# [Stated problem]
Skip any picture you find and retype all the remaining lines exactly.

# [Material shown]

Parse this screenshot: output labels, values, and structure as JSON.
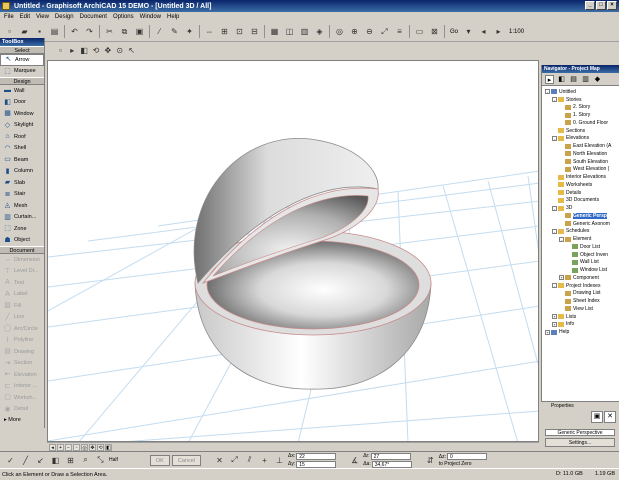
{
  "window": {
    "title": "Untitled - Graphisoft ArchiCAD 15 DEMO - [Untitled 3D / All]",
    "controls": [
      "_",
      "□",
      "×"
    ]
  },
  "menu": [
    "File",
    "Edit",
    "View",
    "Design",
    "Document",
    "Options",
    "Window",
    "Help"
  ],
  "toolbar": {
    "go_label": "Go",
    "zoom_label": "1:100"
  },
  "toolbox": {
    "title": "ToolBox",
    "select_section": "Select",
    "select_items": [
      {
        "label": "Arrow",
        "icon": "arrow-icon"
      },
      {
        "label": "Marquee",
        "icon": "marquee-icon"
      }
    ],
    "design_section": "Design",
    "design_items": [
      {
        "label": "Wall",
        "icon": "wall-icon"
      },
      {
        "label": "Door",
        "icon": "door-icon"
      },
      {
        "label": "Window",
        "icon": "window-icon"
      },
      {
        "label": "Skylight",
        "icon": "skylight-icon"
      },
      {
        "label": "Roof",
        "icon": "roof-icon"
      },
      {
        "label": "Shell",
        "icon": "shell-icon"
      },
      {
        "label": "Beam",
        "icon": "beam-icon"
      },
      {
        "label": "Column",
        "icon": "column-icon"
      },
      {
        "label": "Slab",
        "icon": "slab-icon"
      },
      {
        "label": "Stair",
        "icon": "stair-icon"
      },
      {
        "label": "Mesh",
        "icon": "mesh-icon"
      },
      {
        "label": "Curtain...",
        "icon": "curtain-wall-icon"
      },
      {
        "label": "Zone",
        "icon": "zone-icon"
      },
      {
        "label": "Object",
        "icon": "object-icon"
      }
    ],
    "document_section": "Document",
    "document_items": [
      {
        "label": "Dimension",
        "icon": "dimension-icon"
      },
      {
        "label": "Level Di...",
        "icon": "level-dimension-icon"
      },
      {
        "label": "Text",
        "icon": "text-icon"
      },
      {
        "label": "Label",
        "icon": "label-icon"
      },
      {
        "label": "Fill",
        "icon": "fill-icon"
      },
      {
        "label": "Line",
        "icon": "line-icon"
      },
      {
        "label": "Arc/Circle",
        "icon": "arc-icon"
      },
      {
        "label": "Polyline",
        "icon": "polyline-icon"
      },
      {
        "label": "Drawing",
        "icon": "drawing-icon"
      },
      {
        "label": "Section",
        "icon": "section-icon"
      },
      {
        "label": "Elevation",
        "icon": "elevation-icon"
      },
      {
        "label": "Interior ...",
        "icon": "interior-elevation-icon"
      },
      {
        "label": "Worksh...",
        "icon": "worksheet-icon"
      },
      {
        "label": "Detail",
        "icon": "detail-icon"
      }
    ],
    "more_label": "More"
  },
  "navigator": {
    "title": "Navigator - Project Map",
    "tree": [
      {
        "label": "Untitled",
        "depth": 0,
        "exp": "-"
      },
      {
        "label": "Stories",
        "depth": 1,
        "exp": "-"
      },
      {
        "label": "2. Story",
        "depth": 2,
        "exp": ""
      },
      {
        "label": "1. Story",
        "depth": 2,
        "exp": ""
      },
      {
        "label": "0. Ground Floor",
        "depth": 2,
        "exp": ""
      },
      {
        "label": "Sections",
        "depth": 1,
        "exp": ""
      },
      {
        "label": "Elevations",
        "depth": 1,
        "exp": "-"
      },
      {
        "label": "East Elevation (A",
        "depth": 2,
        "exp": ""
      },
      {
        "label": "North Elevation",
        "depth": 2,
        "exp": ""
      },
      {
        "label": "South Elevation",
        "depth": 2,
        "exp": ""
      },
      {
        "label": "West Elevation (",
        "depth": 2,
        "exp": ""
      },
      {
        "label": "Interior Elevations",
        "depth": 1,
        "exp": ""
      },
      {
        "label": "Worksheets",
        "depth": 1,
        "exp": ""
      },
      {
        "label": "Details",
        "depth": 1,
        "exp": ""
      },
      {
        "label": "3D Documents",
        "depth": 1,
        "exp": ""
      },
      {
        "label": "3D",
        "depth": 1,
        "exp": "-"
      },
      {
        "label": "Generic Persp",
        "depth": 2,
        "exp": "",
        "sel": true
      },
      {
        "label": "Generic Axonom",
        "depth": 2,
        "exp": ""
      },
      {
        "label": "Schedules",
        "depth": 1,
        "exp": "-"
      },
      {
        "label": "Element",
        "depth": 2,
        "exp": "-"
      },
      {
        "label": "Door List",
        "depth": 3,
        "exp": ""
      },
      {
        "label": "Object Inven",
        "depth": 3,
        "exp": ""
      },
      {
        "label": "Wall List",
        "depth": 3,
        "exp": ""
      },
      {
        "label": "Window List",
        "depth": 3,
        "exp": ""
      },
      {
        "label": "Component",
        "depth": 2,
        "exp": "+"
      },
      {
        "label": "Project Indexes",
        "depth": 1,
        "exp": "-"
      },
      {
        "label": "Drawing List",
        "depth": 2,
        "exp": ""
      },
      {
        "label": "Sheet Index",
        "depth": 2,
        "exp": ""
      },
      {
        "label": "View List",
        "depth": 2,
        "exp": ""
      },
      {
        "label": "Lists",
        "depth": 1,
        "exp": "+"
      },
      {
        "label": "Info",
        "depth": 1,
        "exp": "+"
      },
      {
        "label": "Help",
        "depth": 0,
        "exp": "+"
      }
    ],
    "properties_label": "Properties",
    "properties_value": "Generic Perspective",
    "settings_label": "Settings..."
  },
  "infobox": {
    "half_label": "Half",
    "ok_label": "OK",
    "cancel_label": "Cancel",
    "dx_label": "Δx:",
    "dx_value": "22",
    "dy_label": "Δy:",
    "dy_value": "15",
    "r_label": "Δr:",
    "r_value": "27",
    "a_label": "Δa:",
    "a_value": "34,67°",
    "z_label": "Δz:",
    "z_value": "0",
    "z_ref": "to Project Zero"
  },
  "status": {
    "hint": "Click an Element or Draw a Selection Area.",
    "disk": "D: 11.0 GB",
    "memory": "1.19 GB"
  },
  "colors": {
    "titlebar": "#0a246a",
    "chrome": "#d4d0c8",
    "selection": "#316ac5"
  }
}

# [Output below]
Parse this screenshot: output labels, values, and structure as JSON.
{
  "window": {
    "title": "Untitled - Graphisoft ArchiCAD 15 DEMO - [Untitled 3D / All]",
    "controls": [
      "_",
      "□",
      "×"
    ]
  },
  "menu": [
    "File",
    "Edit",
    "View",
    "Design",
    "Document",
    "Options",
    "Window",
    "Help"
  ],
  "toolbar": {
    "go_label": "Go",
    "zoom_label": "1:100"
  },
  "toolbox": {
    "title": "ToolBox",
    "select_section": "Select",
    "select_items": [
      {
        "label": "Arrow",
        "icon": "arrow-icon"
      },
      {
        "label": "Marquee",
        "icon": "marquee-icon"
      }
    ],
    "design_section": "Design",
    "design_items": [
      {
        "label": "Wall",
        "icon": "wall-icon"
      },
      {
        "label": "Door",
        "icon": "door-icon"
      },
      {
        "label": "Window",
        "icon": "window-icon"
      },
      {
        "label": "Skylight",
        "icon": "skylight-icon"
      },
      {
        "label": "Roof",
        "icon": "roof-icon"
      },
      {
        "label": "Shell",
        "icon": "shell-icon"
      },
      {
        "label": "Beam",
        "icon": "beam-icon"
      },
      {
        "label": "Column",
        "icon": "column-icon"
      },
      {
        "label": "Slab",
        "icon": "slab-icon"
      },
      {
        "label": "Stair",
        "icon": "stair-icon"
      },
      {
        "label": "Mesh",
        "icon": "mesh-icon"
      },
      {
        "label": "Curtain...",
        "icon": "curtain-wall-icon"
      },
      {
        "label": "Zone",
        "icon": "zone-icon"
      },
      {
        "label": "Object",
        "icon": "object-icon"
      }
    ],
    "document_section": "Document",
    "document_items": [
      {
        "label": "Dimension",
        "icon": "dimension-icon"
      },
      {
        "label": "Level Di...",
        "icon": "level-dimension-icon"
      },
      {
        "label": "Text",
        "icon": "text-icon"
      },
      {
        "label": "Label",
        "icon": "label-icon"
      },
      {
        "label": "Fill",
        "icon": "fill-icon"
      },
      {
        "label": "Line",
        "icon": "line-icon"
      },
      {
        "label": "Arc/Circle",
        "icon": "arc-icon"
      },
      {
        "label": "Polyline",
        "icon": "polyline-icon"
      },
      {
        "label": "Drawing",
        "icon": "drawing-icon"
      },
      {
        "label": "Section",
        "icon": "section-icon"
      },
      {
        "label": "Elevation",
        "icon": "elevation-icon"
      },
      {
        "label": "Interior ...",
        "icon": "interior-elevation-icon"
      },
      {
        "label": "Worksh...",
        "icon": "worksheet-icon"
      },
      {
        "label": "Detail",
        "icon": "detail-icon"
      }
    ],
    "more_label": "More"
  },
  "navigator": {
    "title": "Navigator - Project Map",
    "tree": [
      {
        "label": "Untitled",
        "depth": 0,
        "exp": "-"
      },
      {
        "label": "Stories",
        "depth": 1,
        "exp": "-"
      },
      {
        "label": "2. Story",
        "depth": 2,
        "exp": ""
      },
      {
        "label": "1. Story",
        "depth": 2,
        "exp": ""
      },
      {
        "label": "0. Ground Floor",
        "depth": 2,
        "exp": ""
      },
      {
        "label": "Sections",
        "depth": 1,
        "exp": ""
      },
      {
        "label": "Elevations",
        "depth": 1,
        "exp": "-"
      },
      {
        "label": "East Elevation (A",
        "depth": 2,
        "exp": ""
      },
      {
        "label": "North Elevation",
        "depth": 2,
        "exp": ""
      },
      {
        "label": "South Elevation",
        "depth": 2,
        "exp": ""
      },
      {
        "label": "West Elevation (",
        "depth": 2,
        "exp": ""
      },
      {
        "label": "Interior Elevations",
        "depth": 1,
        "exp": ""
      },
      {
        "label": "Worksheets",
        "depth": 1,
        "exp": ""
      },
      {
        "label": "Details",
        "depth": 1,
        "exp": ""
      },
      {
        "label": "3D Documents",
        "depth": 1,
        "exp": ""
      },
      {
        "label": "3D",
        "depth": 1,
        "exp": "-"
      },
      {
        "label": "Generic Persp",
        "depth": 2,
        "exp": "",
        "sel": true
      },
      {
        "label": "Generic Axonom",
        "depth": 2,
        "exp": ""
      },
      {
        "label": "Schedules",
        "depth": 1,
        "exp": "-"
      },
      {
        "label": "Element",
        "depth": 2,
        "exp": "-"
      },
      {
        "label": "Door List",
        "depth": 3,
        "exp": ""
      },
      {
        "label": "Object Inven",
        "depth": 3,
        "exp": ""
      },
      {
        "label": "Wall List",
        "depth": 3,
        "exp": ""
      },
      {
        "label": "Window List",
        "depth": 3,
        "exp": ""
      },
      {
        "label": "Component",
        "depth": 2,
        "exp": "+"
      },
      {
        "label": "Project Indexes",
        "depth": 1,
        "exp": "-"
      },
      {
        "label": "Drawing List",
        "depth": 2,
        "exp": ""
      },
      {
        "label": "Sheet Index",
        "depth": 2,
        "exp": ""
      },
      {
        "label": "View List",
        "depth": 2,
        "exp": ""
      },
      {
        "label": "Lists",
        "depth": 1,
        "exp": "+"
      },
      {
        "label": "Info",
        "depth": 1,
        "exp": "+"
      },
      {
        "label": "Help",
        "depth": 0,
        "exp": "+"
      }
    ],
    "properties_label": "Properties",
    "properties_value": "Generic Perspective",
    "settings_label": "Settings..."
  },
  "infobox": {
    "half_label": "Half",
    "ok_label": "OK",
    "cancel_label": "Cancel",
    "dx_label": "Δx:",
    "dx_value": "22",
    "dy_label": "Δy:",
    "dy_value": "15",
    "r_label": "Δr:",
    "r_value": "27",
    "a_label": "Δa:",
    "a_value": "34,67°",
    "z_label": "Δz:",
    "z_value": "0",
    "z_ref": "to Project Zero"
  },
  "status": {
    "hint": "Click an Element or Draw a Selection Area.",
    "disk": "D: 11.0 GB",
    "memory": "1.19 GB"
  },
  "colors": {
    "titlebar": "#0a246a",
    "chrome": "#d4d0c8",
    "selection": "#316ac5"
  }
}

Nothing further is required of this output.